Aim of the exercise →
State the count of lines below in which the word "Analysis" appears, and add nothing.

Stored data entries
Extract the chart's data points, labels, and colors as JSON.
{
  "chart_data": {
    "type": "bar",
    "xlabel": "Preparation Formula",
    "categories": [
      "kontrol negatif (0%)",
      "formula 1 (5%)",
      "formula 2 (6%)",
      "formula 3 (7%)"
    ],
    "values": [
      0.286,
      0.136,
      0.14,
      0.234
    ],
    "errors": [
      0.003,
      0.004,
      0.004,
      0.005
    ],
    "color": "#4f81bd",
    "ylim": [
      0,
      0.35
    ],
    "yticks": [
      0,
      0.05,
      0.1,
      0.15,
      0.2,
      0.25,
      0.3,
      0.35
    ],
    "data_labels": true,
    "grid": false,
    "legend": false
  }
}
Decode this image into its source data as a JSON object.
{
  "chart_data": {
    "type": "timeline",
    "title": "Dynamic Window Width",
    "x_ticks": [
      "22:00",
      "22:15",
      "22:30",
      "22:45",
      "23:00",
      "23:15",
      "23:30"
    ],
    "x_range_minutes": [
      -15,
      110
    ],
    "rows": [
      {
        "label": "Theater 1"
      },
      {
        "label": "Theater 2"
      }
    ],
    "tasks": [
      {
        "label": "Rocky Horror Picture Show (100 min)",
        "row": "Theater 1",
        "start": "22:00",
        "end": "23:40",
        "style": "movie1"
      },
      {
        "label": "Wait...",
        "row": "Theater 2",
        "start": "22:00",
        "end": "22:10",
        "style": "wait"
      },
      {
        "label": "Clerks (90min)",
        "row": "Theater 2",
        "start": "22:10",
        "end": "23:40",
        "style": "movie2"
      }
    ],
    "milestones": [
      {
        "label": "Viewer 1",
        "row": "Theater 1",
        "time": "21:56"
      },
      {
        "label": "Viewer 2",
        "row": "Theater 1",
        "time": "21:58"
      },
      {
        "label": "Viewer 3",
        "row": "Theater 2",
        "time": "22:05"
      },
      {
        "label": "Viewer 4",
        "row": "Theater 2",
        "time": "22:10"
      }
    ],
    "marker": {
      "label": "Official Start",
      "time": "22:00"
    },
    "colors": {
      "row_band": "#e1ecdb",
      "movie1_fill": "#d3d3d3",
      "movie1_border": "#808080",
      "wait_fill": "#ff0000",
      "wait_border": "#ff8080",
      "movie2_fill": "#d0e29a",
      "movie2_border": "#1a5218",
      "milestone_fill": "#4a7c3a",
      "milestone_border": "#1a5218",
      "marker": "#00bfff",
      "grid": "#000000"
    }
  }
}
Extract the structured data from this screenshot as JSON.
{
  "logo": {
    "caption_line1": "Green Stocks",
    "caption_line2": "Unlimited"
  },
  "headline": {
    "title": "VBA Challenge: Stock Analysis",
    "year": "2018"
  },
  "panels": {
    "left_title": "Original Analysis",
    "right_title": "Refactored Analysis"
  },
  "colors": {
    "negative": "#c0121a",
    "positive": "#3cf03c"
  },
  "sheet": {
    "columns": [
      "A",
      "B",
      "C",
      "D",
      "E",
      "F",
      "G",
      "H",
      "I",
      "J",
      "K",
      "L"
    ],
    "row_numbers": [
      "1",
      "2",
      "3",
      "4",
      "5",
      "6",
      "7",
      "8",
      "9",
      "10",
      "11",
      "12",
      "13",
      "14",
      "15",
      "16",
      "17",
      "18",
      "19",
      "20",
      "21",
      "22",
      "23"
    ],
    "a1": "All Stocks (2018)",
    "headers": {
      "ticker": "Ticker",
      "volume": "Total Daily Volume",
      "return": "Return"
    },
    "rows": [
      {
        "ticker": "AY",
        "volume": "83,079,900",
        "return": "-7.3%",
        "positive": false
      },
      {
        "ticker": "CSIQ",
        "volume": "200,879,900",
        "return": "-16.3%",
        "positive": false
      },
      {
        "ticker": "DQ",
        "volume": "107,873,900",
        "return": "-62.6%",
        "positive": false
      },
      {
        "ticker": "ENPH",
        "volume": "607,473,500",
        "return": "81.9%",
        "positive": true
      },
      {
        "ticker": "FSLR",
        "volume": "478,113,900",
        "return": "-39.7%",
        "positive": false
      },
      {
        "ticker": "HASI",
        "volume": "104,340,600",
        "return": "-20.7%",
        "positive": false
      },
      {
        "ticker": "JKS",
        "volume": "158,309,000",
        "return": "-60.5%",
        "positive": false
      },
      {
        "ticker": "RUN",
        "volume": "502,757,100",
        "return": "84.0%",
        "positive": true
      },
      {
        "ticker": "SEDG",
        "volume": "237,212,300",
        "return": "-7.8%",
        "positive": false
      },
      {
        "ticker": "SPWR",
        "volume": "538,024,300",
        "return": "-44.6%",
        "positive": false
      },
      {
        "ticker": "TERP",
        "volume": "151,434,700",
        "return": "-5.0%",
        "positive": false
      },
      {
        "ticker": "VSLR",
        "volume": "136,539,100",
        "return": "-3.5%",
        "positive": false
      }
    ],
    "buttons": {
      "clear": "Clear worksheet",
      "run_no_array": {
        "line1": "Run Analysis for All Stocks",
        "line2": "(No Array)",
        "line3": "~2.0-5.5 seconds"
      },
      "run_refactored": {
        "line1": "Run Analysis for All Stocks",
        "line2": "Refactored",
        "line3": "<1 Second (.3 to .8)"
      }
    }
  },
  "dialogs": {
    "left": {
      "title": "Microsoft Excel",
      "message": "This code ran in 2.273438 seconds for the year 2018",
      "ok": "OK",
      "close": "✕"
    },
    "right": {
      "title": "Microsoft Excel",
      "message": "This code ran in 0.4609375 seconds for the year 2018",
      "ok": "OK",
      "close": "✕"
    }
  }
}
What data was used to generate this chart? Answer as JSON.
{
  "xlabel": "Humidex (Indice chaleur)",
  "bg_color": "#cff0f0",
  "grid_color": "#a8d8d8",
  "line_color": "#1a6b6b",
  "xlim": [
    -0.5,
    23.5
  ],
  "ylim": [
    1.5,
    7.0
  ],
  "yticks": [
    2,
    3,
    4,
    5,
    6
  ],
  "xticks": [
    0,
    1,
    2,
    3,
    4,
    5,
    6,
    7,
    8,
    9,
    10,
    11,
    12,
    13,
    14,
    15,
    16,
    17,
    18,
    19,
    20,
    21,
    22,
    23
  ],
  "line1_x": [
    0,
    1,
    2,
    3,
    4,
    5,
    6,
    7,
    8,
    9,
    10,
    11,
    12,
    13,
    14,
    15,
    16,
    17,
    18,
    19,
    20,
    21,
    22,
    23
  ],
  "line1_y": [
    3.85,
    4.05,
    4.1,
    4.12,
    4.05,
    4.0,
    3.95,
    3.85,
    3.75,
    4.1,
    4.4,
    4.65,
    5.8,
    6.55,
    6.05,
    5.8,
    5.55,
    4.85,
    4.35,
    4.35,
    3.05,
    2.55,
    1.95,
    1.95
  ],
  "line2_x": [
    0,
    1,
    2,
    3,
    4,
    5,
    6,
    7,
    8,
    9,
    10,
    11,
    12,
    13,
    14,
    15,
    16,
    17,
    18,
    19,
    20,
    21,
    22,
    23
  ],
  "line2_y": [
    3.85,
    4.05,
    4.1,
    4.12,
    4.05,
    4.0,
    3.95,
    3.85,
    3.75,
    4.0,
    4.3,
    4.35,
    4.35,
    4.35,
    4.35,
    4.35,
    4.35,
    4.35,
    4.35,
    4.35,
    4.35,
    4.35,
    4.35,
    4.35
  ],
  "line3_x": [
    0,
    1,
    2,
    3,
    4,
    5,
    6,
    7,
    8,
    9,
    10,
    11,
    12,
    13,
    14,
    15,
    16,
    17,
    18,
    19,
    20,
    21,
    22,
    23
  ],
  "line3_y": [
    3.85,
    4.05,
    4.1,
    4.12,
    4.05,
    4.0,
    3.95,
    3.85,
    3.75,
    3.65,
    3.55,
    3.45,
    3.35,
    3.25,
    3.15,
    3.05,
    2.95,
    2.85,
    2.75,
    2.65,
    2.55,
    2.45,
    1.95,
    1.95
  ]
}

Solution to this task →
5